[Aim]:
Copy out all the lines where "Predicted" shows up.

[Task input]:
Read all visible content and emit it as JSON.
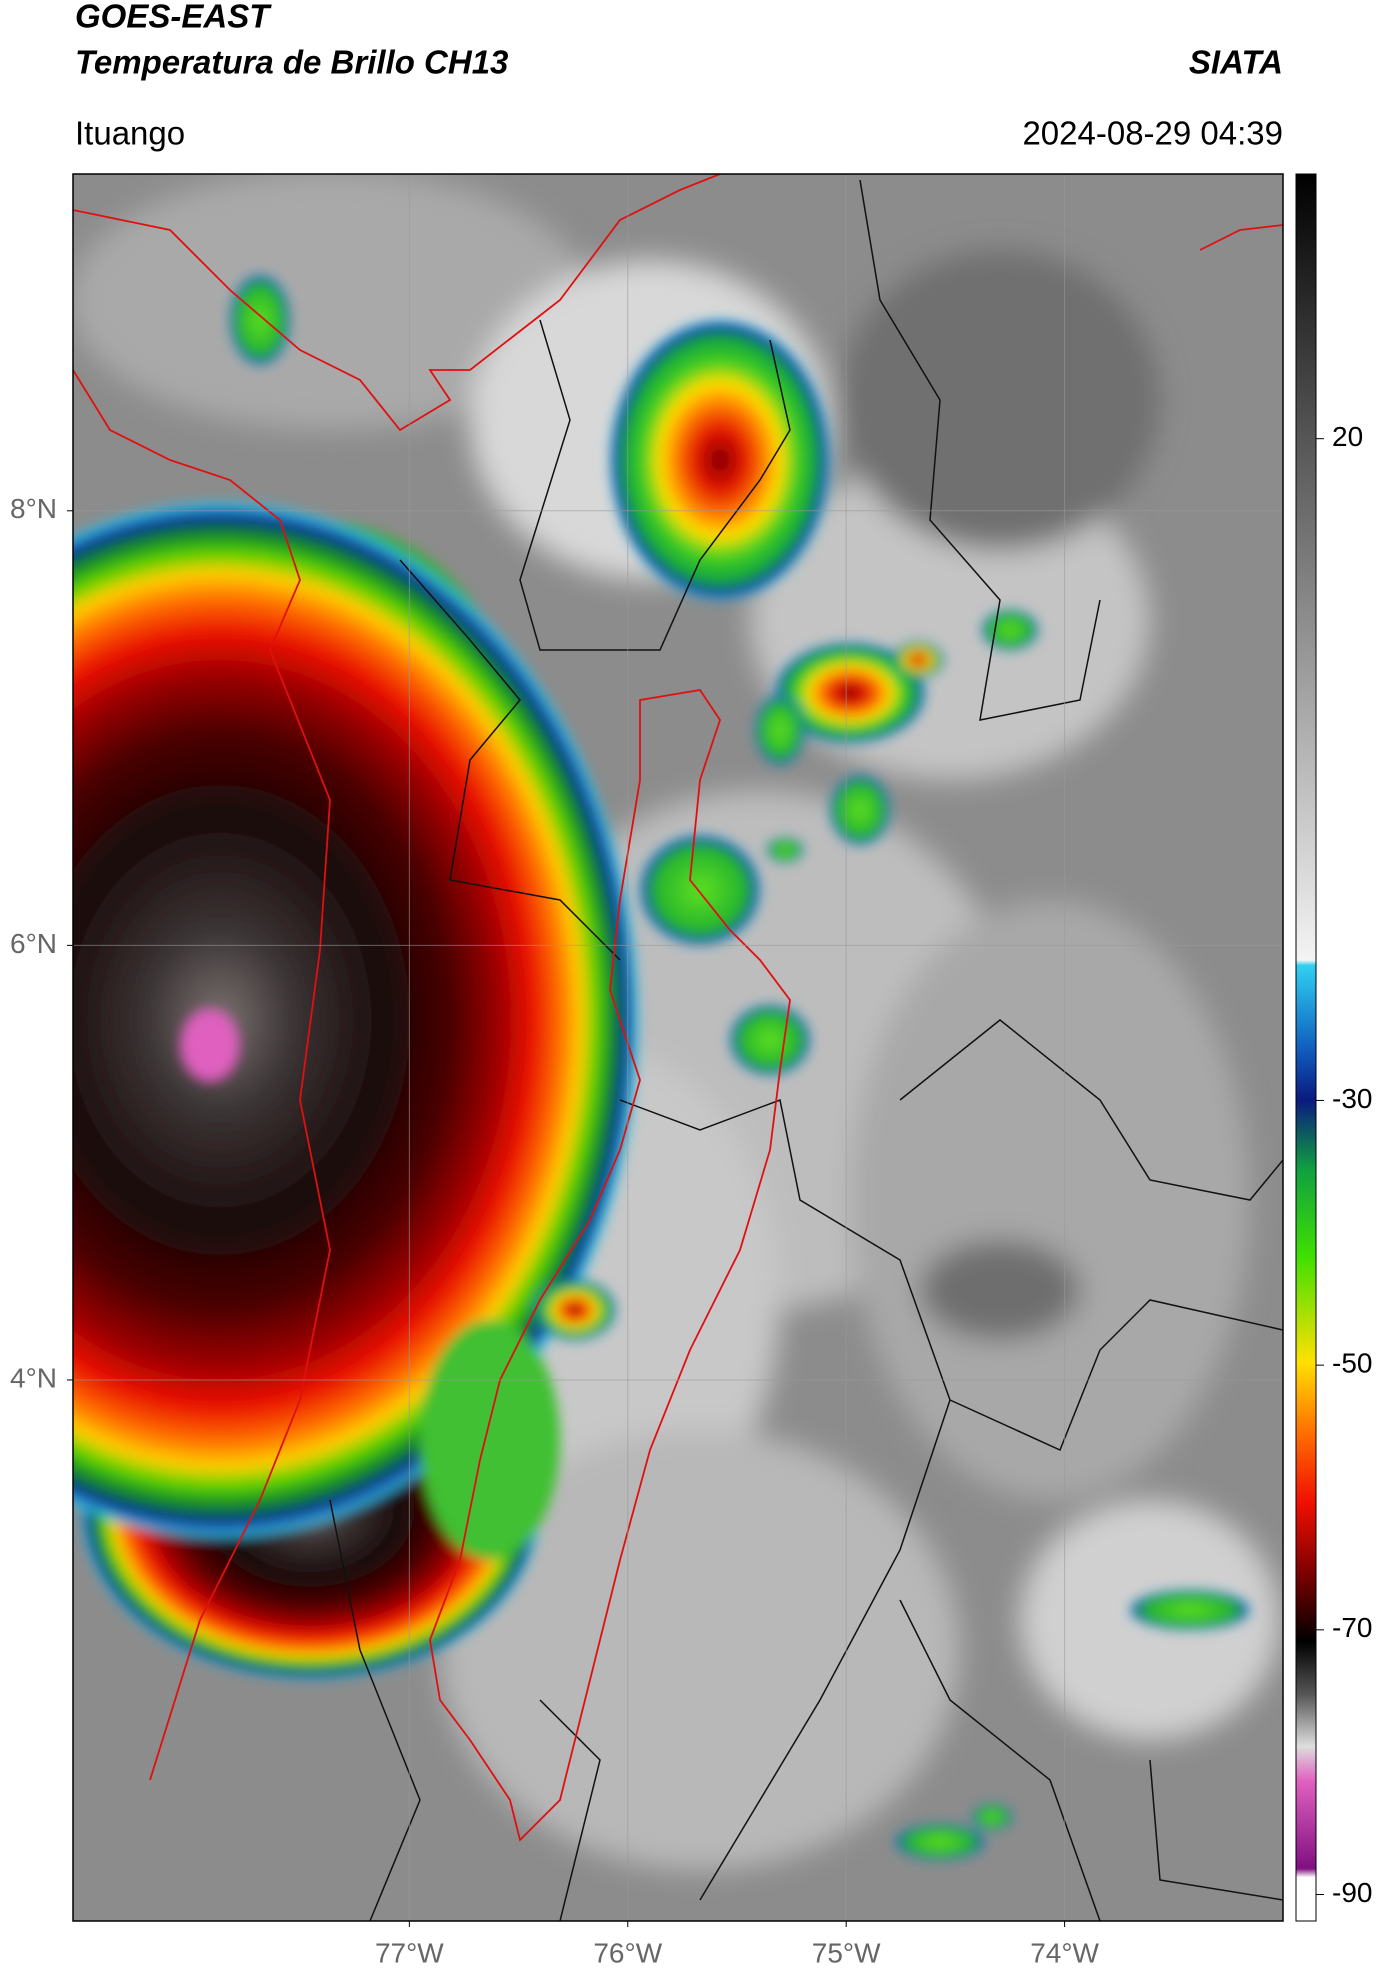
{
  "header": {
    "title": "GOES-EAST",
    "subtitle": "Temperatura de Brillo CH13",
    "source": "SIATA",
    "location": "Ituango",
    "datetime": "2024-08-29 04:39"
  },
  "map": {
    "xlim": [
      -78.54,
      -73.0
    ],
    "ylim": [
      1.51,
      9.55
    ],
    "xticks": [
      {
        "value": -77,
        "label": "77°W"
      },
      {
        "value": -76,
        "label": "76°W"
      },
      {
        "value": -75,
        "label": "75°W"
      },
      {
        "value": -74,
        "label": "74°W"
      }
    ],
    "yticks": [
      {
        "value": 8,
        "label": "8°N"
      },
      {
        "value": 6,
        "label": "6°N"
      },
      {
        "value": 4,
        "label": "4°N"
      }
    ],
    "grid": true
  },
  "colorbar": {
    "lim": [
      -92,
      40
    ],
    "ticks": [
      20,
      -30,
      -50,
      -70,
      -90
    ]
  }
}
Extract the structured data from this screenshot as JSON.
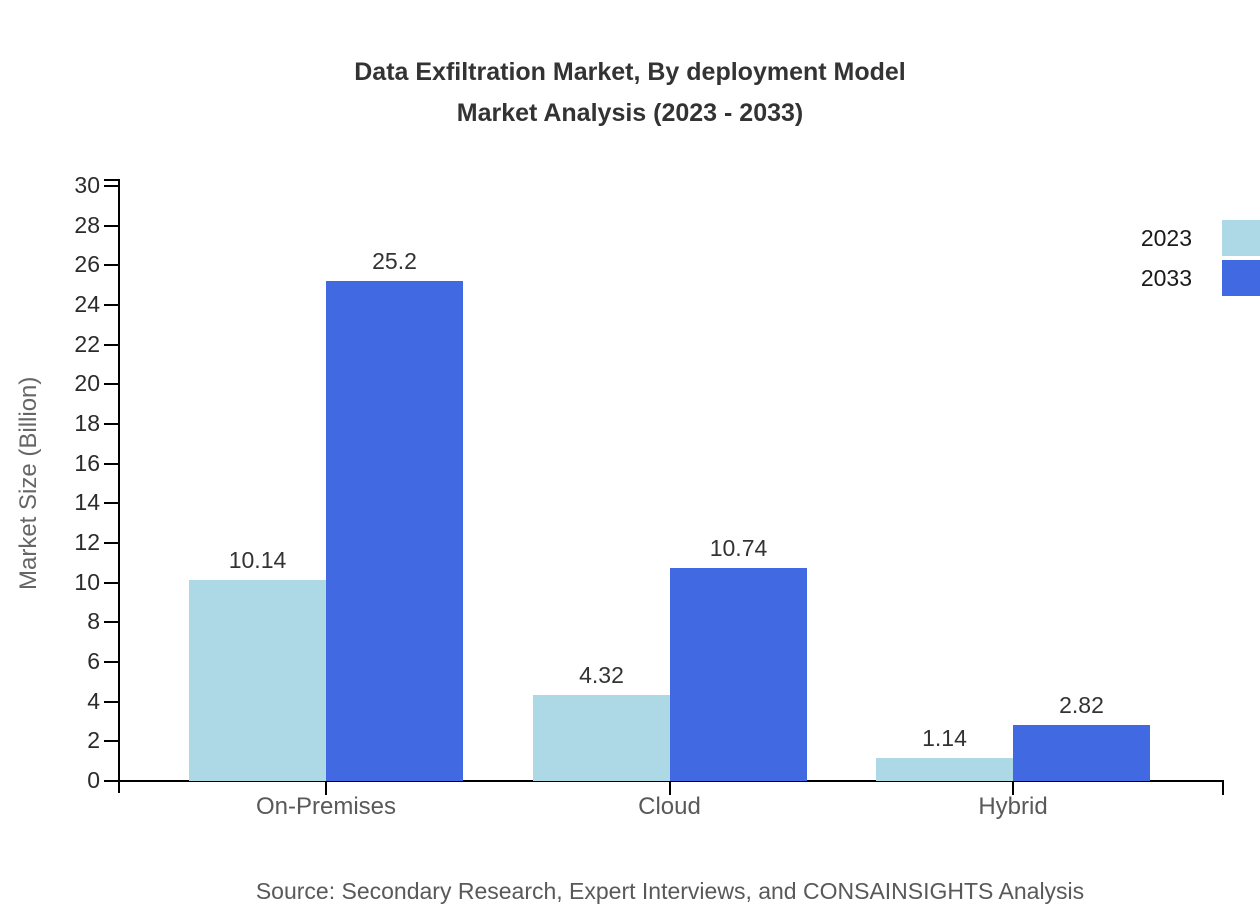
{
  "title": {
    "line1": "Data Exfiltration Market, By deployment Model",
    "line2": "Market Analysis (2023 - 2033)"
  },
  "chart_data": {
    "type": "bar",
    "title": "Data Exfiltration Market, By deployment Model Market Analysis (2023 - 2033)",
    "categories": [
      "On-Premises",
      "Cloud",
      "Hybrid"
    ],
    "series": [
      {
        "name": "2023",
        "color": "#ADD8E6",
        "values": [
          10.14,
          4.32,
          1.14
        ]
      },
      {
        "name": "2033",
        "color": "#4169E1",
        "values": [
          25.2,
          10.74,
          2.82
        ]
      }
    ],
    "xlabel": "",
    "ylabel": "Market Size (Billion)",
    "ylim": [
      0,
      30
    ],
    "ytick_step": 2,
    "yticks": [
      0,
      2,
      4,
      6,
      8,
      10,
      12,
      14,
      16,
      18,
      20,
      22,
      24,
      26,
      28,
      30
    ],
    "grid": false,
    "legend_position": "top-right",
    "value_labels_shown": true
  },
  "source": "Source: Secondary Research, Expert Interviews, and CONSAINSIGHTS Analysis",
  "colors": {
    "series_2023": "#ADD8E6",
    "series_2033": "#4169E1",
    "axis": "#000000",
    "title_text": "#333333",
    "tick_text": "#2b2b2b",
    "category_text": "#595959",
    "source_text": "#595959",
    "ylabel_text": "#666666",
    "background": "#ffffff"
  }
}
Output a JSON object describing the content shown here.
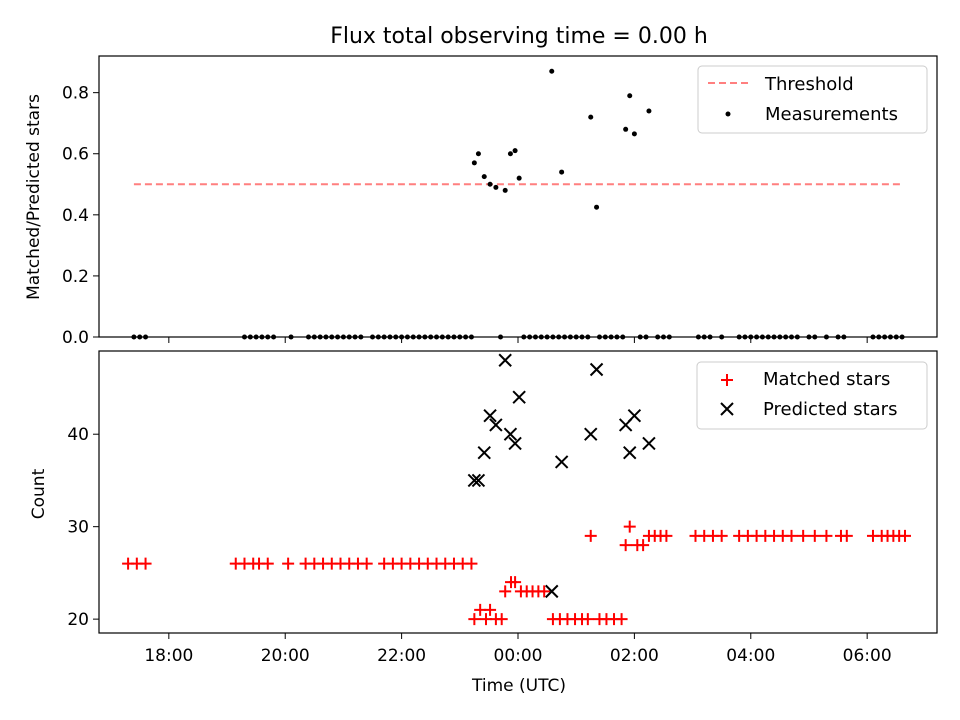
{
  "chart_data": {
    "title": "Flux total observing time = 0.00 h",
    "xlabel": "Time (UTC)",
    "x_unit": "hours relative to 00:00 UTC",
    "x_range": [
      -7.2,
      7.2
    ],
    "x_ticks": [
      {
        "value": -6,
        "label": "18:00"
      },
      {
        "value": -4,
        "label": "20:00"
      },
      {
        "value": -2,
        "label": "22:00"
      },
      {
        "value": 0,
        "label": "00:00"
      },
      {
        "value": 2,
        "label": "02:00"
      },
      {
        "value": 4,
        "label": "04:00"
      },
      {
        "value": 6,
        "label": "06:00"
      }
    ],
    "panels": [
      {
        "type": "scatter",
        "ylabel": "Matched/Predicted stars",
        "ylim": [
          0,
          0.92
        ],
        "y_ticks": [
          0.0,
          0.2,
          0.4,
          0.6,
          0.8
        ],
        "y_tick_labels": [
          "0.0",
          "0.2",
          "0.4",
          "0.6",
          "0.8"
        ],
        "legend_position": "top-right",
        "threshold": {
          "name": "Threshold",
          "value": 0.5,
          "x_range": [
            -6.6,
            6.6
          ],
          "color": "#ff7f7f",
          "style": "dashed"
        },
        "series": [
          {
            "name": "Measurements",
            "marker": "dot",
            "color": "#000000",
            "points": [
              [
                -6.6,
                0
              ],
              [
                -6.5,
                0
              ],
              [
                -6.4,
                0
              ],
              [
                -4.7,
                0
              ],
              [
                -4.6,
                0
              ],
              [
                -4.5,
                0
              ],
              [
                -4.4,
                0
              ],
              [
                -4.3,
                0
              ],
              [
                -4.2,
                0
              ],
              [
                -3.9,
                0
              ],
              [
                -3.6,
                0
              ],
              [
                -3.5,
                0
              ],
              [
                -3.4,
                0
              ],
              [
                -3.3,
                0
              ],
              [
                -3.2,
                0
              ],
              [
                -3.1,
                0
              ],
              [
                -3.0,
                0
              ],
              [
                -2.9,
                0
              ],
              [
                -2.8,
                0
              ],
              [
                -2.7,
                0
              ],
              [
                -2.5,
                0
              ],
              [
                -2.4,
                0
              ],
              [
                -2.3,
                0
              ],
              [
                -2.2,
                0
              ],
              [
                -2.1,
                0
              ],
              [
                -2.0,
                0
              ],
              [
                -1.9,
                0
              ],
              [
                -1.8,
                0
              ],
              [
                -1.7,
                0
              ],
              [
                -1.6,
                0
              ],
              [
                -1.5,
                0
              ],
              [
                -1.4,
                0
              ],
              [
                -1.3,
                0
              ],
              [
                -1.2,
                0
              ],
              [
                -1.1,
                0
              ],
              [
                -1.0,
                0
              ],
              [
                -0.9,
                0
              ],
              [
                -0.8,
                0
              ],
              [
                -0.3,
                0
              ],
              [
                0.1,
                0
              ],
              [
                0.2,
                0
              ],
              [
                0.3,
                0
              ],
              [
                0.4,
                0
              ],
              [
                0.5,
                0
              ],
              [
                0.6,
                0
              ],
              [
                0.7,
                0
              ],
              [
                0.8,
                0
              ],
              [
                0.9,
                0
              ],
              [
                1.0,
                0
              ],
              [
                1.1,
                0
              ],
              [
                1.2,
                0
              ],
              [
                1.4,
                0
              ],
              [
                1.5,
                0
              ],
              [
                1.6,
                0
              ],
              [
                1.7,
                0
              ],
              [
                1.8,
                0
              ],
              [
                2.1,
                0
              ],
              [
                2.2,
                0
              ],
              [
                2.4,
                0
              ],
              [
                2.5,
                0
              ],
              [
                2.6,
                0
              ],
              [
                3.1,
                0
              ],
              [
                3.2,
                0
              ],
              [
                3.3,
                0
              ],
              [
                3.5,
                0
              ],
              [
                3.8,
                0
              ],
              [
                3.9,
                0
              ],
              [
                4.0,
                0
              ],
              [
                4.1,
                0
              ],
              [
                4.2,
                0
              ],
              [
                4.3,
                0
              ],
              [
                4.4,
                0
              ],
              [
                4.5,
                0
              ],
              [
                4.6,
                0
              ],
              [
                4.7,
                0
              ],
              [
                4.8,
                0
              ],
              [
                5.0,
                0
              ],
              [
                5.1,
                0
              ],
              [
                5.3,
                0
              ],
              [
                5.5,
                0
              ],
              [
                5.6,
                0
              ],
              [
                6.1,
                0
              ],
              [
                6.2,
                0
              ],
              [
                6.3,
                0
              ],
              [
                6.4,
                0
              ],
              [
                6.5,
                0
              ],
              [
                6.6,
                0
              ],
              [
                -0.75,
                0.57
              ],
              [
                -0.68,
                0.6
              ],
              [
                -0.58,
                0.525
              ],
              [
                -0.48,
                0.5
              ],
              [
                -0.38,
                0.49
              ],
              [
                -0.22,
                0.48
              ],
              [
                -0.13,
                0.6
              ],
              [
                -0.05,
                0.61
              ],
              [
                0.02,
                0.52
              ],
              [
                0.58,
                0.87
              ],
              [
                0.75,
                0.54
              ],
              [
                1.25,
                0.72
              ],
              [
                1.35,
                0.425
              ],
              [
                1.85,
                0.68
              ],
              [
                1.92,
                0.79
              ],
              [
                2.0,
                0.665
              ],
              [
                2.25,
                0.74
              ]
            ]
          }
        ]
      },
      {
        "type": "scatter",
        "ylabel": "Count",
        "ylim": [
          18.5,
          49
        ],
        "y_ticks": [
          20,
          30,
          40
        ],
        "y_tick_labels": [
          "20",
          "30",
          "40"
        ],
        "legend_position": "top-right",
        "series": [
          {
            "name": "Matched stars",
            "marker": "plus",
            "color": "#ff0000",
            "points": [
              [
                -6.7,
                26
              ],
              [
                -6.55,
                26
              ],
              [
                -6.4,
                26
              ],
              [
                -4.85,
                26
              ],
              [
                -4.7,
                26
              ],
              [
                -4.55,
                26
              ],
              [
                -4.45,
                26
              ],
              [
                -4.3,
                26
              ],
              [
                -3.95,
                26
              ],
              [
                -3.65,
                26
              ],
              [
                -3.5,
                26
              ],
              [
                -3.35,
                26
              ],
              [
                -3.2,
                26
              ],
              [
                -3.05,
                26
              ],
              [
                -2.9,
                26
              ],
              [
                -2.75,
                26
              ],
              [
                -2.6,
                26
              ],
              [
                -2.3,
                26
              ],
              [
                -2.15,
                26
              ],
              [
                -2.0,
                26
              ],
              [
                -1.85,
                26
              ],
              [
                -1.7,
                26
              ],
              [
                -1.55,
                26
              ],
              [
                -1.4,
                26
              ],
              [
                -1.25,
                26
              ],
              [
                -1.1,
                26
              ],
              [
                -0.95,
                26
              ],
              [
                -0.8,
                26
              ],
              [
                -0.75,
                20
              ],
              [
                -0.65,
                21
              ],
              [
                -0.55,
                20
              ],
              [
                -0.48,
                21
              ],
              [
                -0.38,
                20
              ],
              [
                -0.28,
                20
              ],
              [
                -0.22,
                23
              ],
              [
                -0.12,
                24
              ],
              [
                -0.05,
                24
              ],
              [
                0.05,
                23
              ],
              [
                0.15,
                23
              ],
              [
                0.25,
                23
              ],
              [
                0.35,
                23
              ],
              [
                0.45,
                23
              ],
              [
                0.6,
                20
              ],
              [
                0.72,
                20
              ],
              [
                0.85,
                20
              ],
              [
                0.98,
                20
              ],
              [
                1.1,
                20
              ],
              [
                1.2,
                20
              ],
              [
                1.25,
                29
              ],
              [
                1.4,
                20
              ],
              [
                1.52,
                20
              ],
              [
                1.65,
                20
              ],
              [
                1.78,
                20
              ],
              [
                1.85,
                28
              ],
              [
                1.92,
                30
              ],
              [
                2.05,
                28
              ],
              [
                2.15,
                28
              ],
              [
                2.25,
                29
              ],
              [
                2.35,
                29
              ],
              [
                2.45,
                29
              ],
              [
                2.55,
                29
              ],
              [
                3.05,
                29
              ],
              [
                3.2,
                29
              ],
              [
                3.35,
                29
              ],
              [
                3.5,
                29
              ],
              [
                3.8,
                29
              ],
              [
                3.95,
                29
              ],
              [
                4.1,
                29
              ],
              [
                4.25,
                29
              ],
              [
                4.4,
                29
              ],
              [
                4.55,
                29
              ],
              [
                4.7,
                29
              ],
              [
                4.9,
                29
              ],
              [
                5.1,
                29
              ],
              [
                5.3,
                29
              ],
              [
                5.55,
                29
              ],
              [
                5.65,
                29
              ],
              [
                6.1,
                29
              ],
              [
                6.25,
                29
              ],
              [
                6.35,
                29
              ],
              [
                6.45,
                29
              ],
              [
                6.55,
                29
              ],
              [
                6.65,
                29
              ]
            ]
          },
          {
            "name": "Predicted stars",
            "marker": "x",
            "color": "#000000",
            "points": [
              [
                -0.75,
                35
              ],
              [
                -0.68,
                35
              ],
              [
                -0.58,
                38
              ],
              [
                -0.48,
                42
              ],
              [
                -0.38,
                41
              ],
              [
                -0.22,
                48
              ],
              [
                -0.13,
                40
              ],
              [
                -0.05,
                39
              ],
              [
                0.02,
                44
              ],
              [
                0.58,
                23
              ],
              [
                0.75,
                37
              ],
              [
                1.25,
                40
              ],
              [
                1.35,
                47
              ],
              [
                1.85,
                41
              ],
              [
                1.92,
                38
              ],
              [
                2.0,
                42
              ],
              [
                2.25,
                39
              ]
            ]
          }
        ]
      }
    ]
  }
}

[Result]:
        "ylabel": "Matched/Predicted stars",
            "name": "Predicted stars",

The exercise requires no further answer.